* [Your instructions]: Output solely the number of lines containing the string "information".

* [Raw records]:
▬▬▬▬▬▬▬▬▬▬
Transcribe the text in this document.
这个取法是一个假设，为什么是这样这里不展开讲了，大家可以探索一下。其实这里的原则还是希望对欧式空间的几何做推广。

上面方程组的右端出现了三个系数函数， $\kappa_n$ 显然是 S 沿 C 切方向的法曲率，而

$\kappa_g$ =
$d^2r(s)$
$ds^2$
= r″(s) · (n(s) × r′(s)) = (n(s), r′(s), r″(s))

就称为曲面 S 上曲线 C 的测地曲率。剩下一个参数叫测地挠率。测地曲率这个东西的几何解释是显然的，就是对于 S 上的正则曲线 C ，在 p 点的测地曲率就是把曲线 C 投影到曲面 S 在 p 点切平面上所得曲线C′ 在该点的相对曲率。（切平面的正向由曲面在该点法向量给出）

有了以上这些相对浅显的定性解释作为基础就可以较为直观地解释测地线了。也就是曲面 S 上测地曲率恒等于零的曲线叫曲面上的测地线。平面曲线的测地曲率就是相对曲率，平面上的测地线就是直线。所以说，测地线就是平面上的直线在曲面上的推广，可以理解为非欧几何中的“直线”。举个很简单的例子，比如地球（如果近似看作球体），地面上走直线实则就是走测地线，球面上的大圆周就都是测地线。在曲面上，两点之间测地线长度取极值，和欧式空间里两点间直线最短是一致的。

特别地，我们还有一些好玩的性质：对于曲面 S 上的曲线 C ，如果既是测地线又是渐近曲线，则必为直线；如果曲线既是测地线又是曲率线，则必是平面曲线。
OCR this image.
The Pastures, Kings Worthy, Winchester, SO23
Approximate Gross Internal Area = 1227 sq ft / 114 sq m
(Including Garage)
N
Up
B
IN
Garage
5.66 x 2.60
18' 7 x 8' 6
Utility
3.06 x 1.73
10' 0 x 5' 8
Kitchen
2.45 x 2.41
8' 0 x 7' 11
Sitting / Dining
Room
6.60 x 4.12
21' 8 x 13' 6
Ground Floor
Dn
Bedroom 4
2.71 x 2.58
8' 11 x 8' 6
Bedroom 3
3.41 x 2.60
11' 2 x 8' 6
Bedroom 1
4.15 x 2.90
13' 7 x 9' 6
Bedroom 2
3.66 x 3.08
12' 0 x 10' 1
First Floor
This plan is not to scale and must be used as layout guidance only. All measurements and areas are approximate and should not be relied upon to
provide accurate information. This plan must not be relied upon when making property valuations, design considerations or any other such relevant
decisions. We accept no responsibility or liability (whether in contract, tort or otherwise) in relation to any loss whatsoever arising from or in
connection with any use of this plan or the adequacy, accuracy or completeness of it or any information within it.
▬▬▬▬▬▬▬▬▬▬
* [Response to this task]: 2